The exercise. Retype the items from the line containing "anomaly-region-33 xyxy=(597,384,609,392)" through the line containing "y-tick-label-2: 0 xyxy=(68,294,75,309)", keeping every line as it appears.

──────── Data

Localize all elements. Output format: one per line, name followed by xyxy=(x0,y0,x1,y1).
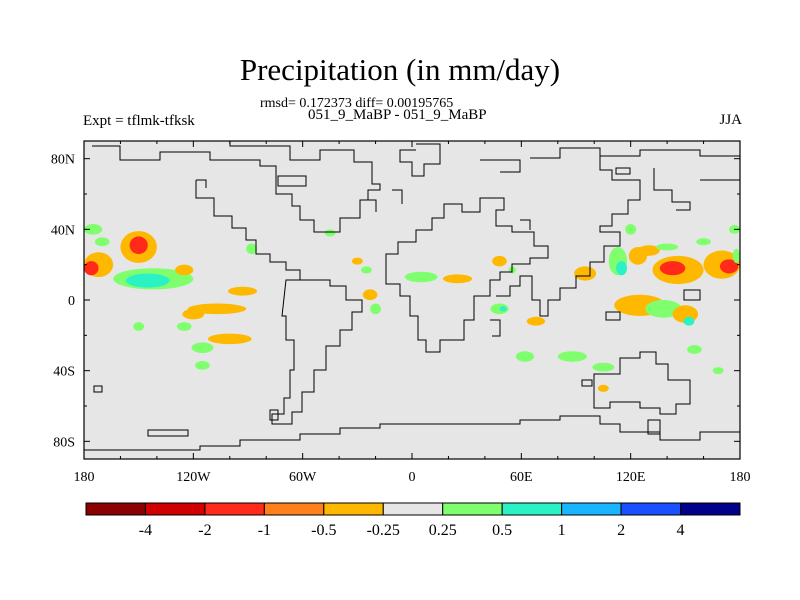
anomaly-region-33 xyxy=(597,384,609,392)
anomaly-region-36 xyxy=(616,261,628,276)
y-tick-label-4: 80S xyxy=(53,435,75,450)
x-tick-label-5: 120E xyxy=(616,470,646,485)
anomaly-region-19 xyxy=(370,303,382,315)
anomaly-contour-layer xyxy=(84,224,740,392)
colorbar-label-5: 0.25 xyxy=(429,522,457,539)
plot-title: Precipitation (in mm/day) xyxy=(239,52,561,87)
anomaly-region-15 xyxy=(227,286,258,296)
colorbar-box-8 xyxy=(561,502,622,516)
anomaly-region-52 xyxy=(687,345,702,354)
colorbar-box-7 xyxy=(501,502,563,516)
stats-line: rmsd= 0.172373 diff= 0.00195765 xyxy=(260,96,454,111)
colorbar-box-0 xyxy=(85,502,146,516)
x-tick-label-2: 60W xyxy=(289,470,317,485)
anomaly-region-49 xyxy=(696,238,711,246)
colorbar-box-4 xyxy=(323,502,384,516)
anomaly-region-48 xyxy=(656,243,679,251)
y-tick-label-2: 0 xyxy=(68,294,75,309)
colorbar-label-4: -0.25 xyxy=(367,522,400,539)
anomaly-region-24 xyxy=(442,274,473,284)
anomaly-region-3 xyxy=(129,236,148,255)
anomaly-region-30 xyxy=(515,351,535,362)
anomaly-region-39 xyxy=(625,224,637,235)
anomaly-region-1 xyxy=(84,261,99,276)
coastline-antarctica xyxy=(84,415,740,451)
anomaly-region-29 xyxy=(526,316,546,326)
anomaly-region-11 xyxy=(182,308,205,320)
anomaly-region-31 xyxy=(557,351,587,362)
x-tick-label-0: 180 xyxy=(74,470,95,485)
coastline-islands xyxy=(93,167,740,437)
colorbar-label-8: 2 xyxy=(617,522,625,539)
anomaly-region-45 xyxy=(645,300,682,318)
x-tick-label-4: 60E xyxy=(510,470,533,485)
coastline-europe-africa-asia xyxy=(385,143,740,353)
colorbar-label-2: -1 xyxy=(258,522,271,539)
x-tick-label-3: 0 xyxy=(409,470,416,485)
y-tick-label-0: 80N xyxy=(51,153,75,168)
anomaly-region-53 xyxy=(712,367,724,375)
anomaly-region-16 xyxy=(133,322,145,331)
anomaly-region-38 xyxy=(637,245,660,256)
y-axis: 80N 40N 0 40S 80S xyxy=(51,153,740,450)
anomaly-region-20 xyxy=(360,266,372,274)
anomaly-region-13 xyxy=(191,342,214,354)
anomaly-region-21 xyxy=(351,257,363,265)
colorbar-label-1: -2 xyxy=(198,522,211,539)
anomaly-region-8 xyxy=(94,237,110,247)
colorbar-box-6 xyxy=(442,502,503,516)
y-tick-label-1: 40N xyxy=(51,223,75,238)
anomaly-region-32 xyxy=(592,362,615,372)
coastline-south-america xyxy=(271,279,363,425)
y-tick-label-3: 40S xyxy=(53,365,75,380)
experiment-label: Expt = tflmk-tfksk xyxy=(83,113,195,129)
case-name: 051_9_MaBP - 051_9_MaBP xyxy=(308,107,487,123)
colorbar-box-9 xyxy=(620,502,682,516)
anomaly-region-5 xyxy=(125,273,170,288)
coastline-north-america xyxy=(92,141,403,280)
anomaly-region-9 xyxy=(246,243,258,255)
anomaly-region-7 xyxy=(84,224,103,235)
colorbar-label-7: 1 xyxy=(558,522,566,539)
anomaly-region-6 xyxy=(175,264,194,276)
x-tick-label-6: 180 xyxy=(730,470,751,485)
anomaly-region-25 xyxy=(492,255,507,267)
anomaly-region-28 xyxy=(499,306,507,312)
anomaly-region-43 xyxy=(719,259,739,274)
colorbar-box-5 xyxy=(382,502,444,516)
x-axis: 180 120W 60W 0 60E 120E 180 xyxy=(74,141,751,485)
anomaly-region-18 xyxy=(362,289,378,301)
x-tick-label-1: 120W xyxy=(176,470,211,485)
colorbar-box-1 xyxy=(144,502,206,516)
colorbar-label-6: 0.5 xyxy=(492,522,512,539)
coastlines xyxy=(84,141,740,451)
colorbar-label-3: -0.5 xyxy=(311,522,336,539)
season-label: JJA xyxy=(719,112,742,128)
anomaly-region-14 xyxy=(207,333,252,345)
anomaly-region-47 xyxy=(683,316,695,326)
colorbar-box-3 xyxy=(263,502,325,516)
anomaly-region-23 xyxy=(404,271,438,283)
anomaly-region-51 xyxy=(732,248,740,263)
colorbar-label-0: -4 xyxy=(139,522,152,539)
colorbar-box-10 xyxy=(680,502,741,516)
anomaly-region-17 xyxy=(195,360,210,370)
anomaly-region-12 xyxy=(176,322,192,331)
colorbar-label-9: 4 xyxy=(677,522,685,539)
anomaly-region-41 xyxy=(659,261,686,276)
colorbar: -4 -2 -1 -0.5 -0.25 0.25 0.5 1 2 4 xyxy=(85,502,741,539)
anomaly-region-34 xyxy=(574,266,597,281)
colorbar-box-2 xyxy=(204,502,265,516)
anomaly-region-22 xyxy=(324,229,336,237)
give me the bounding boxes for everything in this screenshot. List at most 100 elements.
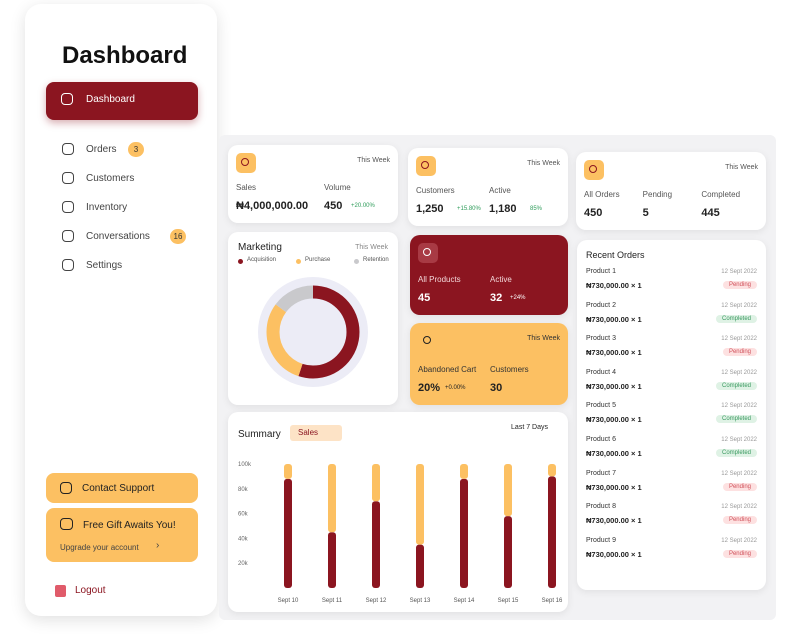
bar-segment (548, 464, 556, 477)
order-status: Pending (722, 549, 757, 558)
legend-dot (296, 259, 301, 264)
bar-segment (416, 544, 424, 588)
order-status: Pending (722, 281, 757, 289)
period-dropdown[interactable]: This Week (355, 244, 388, 251)
filter-dropdown[interactable]: Sales (290, 425, 342, 441)
contact-support-button[interactable]: Contact Support (46, 473, 198, 503)
stat-value: 20% (418, 382, 441, 394)
period-dropdown[interactable]: This Week (527, 335, 560, 342)
period-dropdown[interactable]: This Week (725, 164, 758, 171)
stat-change: +20.00% (351, 203, 375, 209)
order-amount: ₦730,000.00 × 1 (586, 482, 642, 492)
stat-value: 5 (642, 207, 649, 219)
x-tick-label: Sept 11 (322, 598, 343, 604)
stat-label: Pending (642, 190, 673, 199)
menu-badge: 3 (128, 142, 144, 157)
order-row[interactable]: Product 2 12 Sept 2022 ₦730,000.00 × 1 Comp… (577, 302, 766, 332)
order-row[interactable]: Product 3 12 Sept 2022 ₦730,000.00 × 1 Pend… (577, 335, 766, 365)
stat-value: 45 (418, 292, 431, 304)
order-row[interactable]: Product 7 12 Sept 2022 ₦730,000.00 × 1 Pend… (577, 470, 766, 500)
icon (62, 172, 74, 184)
bar-segment (372, 464, 380, 502)
stat-card: This Week All Orders 450 Pending 5 Completed 4… (576, 152, 766, 230)
order-row[interactable]: Product 5 12 Sept 2022 ₦730,000.00 × 1 Comp… (577, 402, 766, 432)
menu-badge: 16 (170, 229, 186, 244)
order-row[interactable]: Product 4 12 Sept 2022 ₦730,000.00 × 1 Comp… (577, 369, 766, 399)
bar-segment (504, 464, 512, 517)
order-product: Product 5 (586, 402, 616, 410)
stat-change: +0.00% (445, 385, 466, 391)
stat-change: +24% (510, 295, 526, 301)
order-status: Completed (715, 314, 757, 323)
x-tick-label: Sept 12 (366, 598, 387, 604)
donut-segment (266, 285, 360, 379)
recent-orders-title: Recent Orders (586, 250, 645, 260)
period-label: This Week (725, 164, 758, 171)
donut-inner-ring (281, 300, 345, 364)
stat-label: Completed (701, 190, 741, 199)
stat-value: 450 (584, 207, 603, 219)
icon (423, 248, 431, 256)
menu-item[interactable]: Dashboard (46, 82, 198, 120)
stat-card: This Week Sales ₦4,000,000.00 Volume 450 +20.… (228, 145, 398, 223)
y-tick-label: 100k (238, 462, 252, 468)
icon (62, 230, 74, 242)
order-product: Product 3 (586, 335, 616, 343)
icon (241, 158, 249, 166)
menu-label: Inventory (86, 202, 128, 213)
period-label: This Week (527, 335, 560, 342)
menu-item[interactable]: Customers (46, 167, 198, 191)
order-row[interactable]: Product 8 12 Sept 2022 ₦730,000.00 × 1 Pend… (577, 503, 766, 533)
stat-label: All Orders (584, 190, 620, 199)
period-dropdown[interactable]: This Week (527, 160, 560, 167)
order-date: 12 Sept 2022 (721, 302, 757, 309)
sidebar-title: Dashboard (62, 42, 188, 69)
icon (60, 482, 72, 494)
bar-chart: 20k 40k 60k 80k 100k Sept 10 Sept 11 Sept 12 Sep… (238, 462, 563, 604)
period-label: This Week (527, 160, 560, 167)
order-status: Completed (715, 415, 757, 424)
stat-label: Active (489, 186, 511, 195)
order-status: Pending (722, 516, 757, 525)
order-product: Product 8 (586, 503, 616, 511)
period-dropdown[interactable]: This Week (357, 157, 390, 164)
order-row[interactable]: Product 9 12 Sept 2022 ₦730,000.00 × 1 Pend… (577, 537, 766, 567)
bar-segment (328, 532, 336, 588)
stat-change: 85% (530, 206, 543, 212)
bar-segment (328, 464, 336, 533)
order-amount: ₦730,000.00 × 1 (586, 516, 642, 526)
period-dropdown[interactable]: Last 7 Days (511, 424, 548, 431)
order-status: Pending (722, 348, 757, 357)
order-amount: ₦730,000.00 × 1 (586, 314, 642, 324)
bar-segment (504, 516, 512, 588)
summary-card: Summary Sales Last 7 Days 20k 40k 60k 80k 100k S… (228, 412, 568, 612)
menu-item[interactable]: Orders 3 (46, 138, 198, 162)
order-product: Product 6 (586, 436, 616, 443)
logout-button[interactable]: Logout (53, 582, 133, 600)
menu-item[interactable]: Conversations 16 (46, 225, 198, 249)
order-row[interactable]: Product 1 12 Sept 2022 ₦730,000.00 × 1 Pend… (577, 268, 766, 298)
contact-label: Contact Support (82, 483, 155, 494)
bar-segment (460, 464, 468, 479)
bar-segment (460, 478, 468, 588)
order-date: 12 Sept 2022 (721, 369, 757, 376)
stat-label: Customers (416, 186, 455, 195)
order-row[interactable]: Product 6 12 Sept 2022 ₦730,000.00 × 1 Comp… (577, 436, 766, 466)
icon (421, 161, 429, 169)
menu-item[interactable]: Settings (46, 254, 198, 278)
y-tick-label: 60k (238, 512, 249, 518)
icon (61, 93, 73, 105)
menu-item[interactable]: Inventory (46, 196, 198, 220)
icon (55, 585, 66, 597)
bar-segment (372, 501, 380, 588)
order-date: 12 Sept 2022 (721, 537, 757, 544)
stat-value: 30 (490, 382, 503, 394)
icon (423, 336, 431, 344)
order-product: Product 1 (586, 268, 616, 275)
stat-card: All Products 45 Active 32 +24% (410, 235, 568, 315)
stat-change: +15.80% (457, 206, 481, 212)
stat-value: 32 (490, 292, 503, 304)
gift-box[interactable]: Free Gift Awaits You! Upgrade your accoun… (46, 508, 198, 562)
period-label: This Week (357, 157, 390, 164)
order-date: 12 Sept 2022 (721, 403, 757, 410)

────────────────

Solution for this exercise.
anomaly-region-33 xyxy=(597,384,609,392)
anomaly-region-36 xyxy=(616,261,628,276)
y-tick-label-4: 80S xyxy=(53,435,75,450)
x-tick-label-5: 120E xyxy=(616,470,646,485)
anomaly-region-19 xyxy=(370,303,382,315)
anomaly-contour-layer xyxy=(84,224,740,392)
colorbar-label-5: 0.25 xyxy=(429,522,457,539)
plot-title: Precipitation (in mm/day) xyxy=(239,52,561,87)
anomaly-region-15 xyxy=(227,286,258,296)
colorbar-box-8 xyxy=(561,502,622,516)
anomaly-region-52 xyxy=(687,345,702,354)
colorbar-box-7 xyxy=(501,502,563,516)
stats-line: rmsd= 0.172373 diff= 0.00195765 xyxy=(260,96,454,111)
colorbar-box-0 xyxy=(85,502,146,516)
x-tick-label-2: 60W xyxy=(289,470,317,485)
anomaly-region-49 xyxy=(696,238,711,246)
colorbar-box-4 xyxy=(323,502,384,516)
anomaly-region-48 xyxy=(656,243,679,251)
y-tick-label-2: 0 xyxy=(68,294,75,309)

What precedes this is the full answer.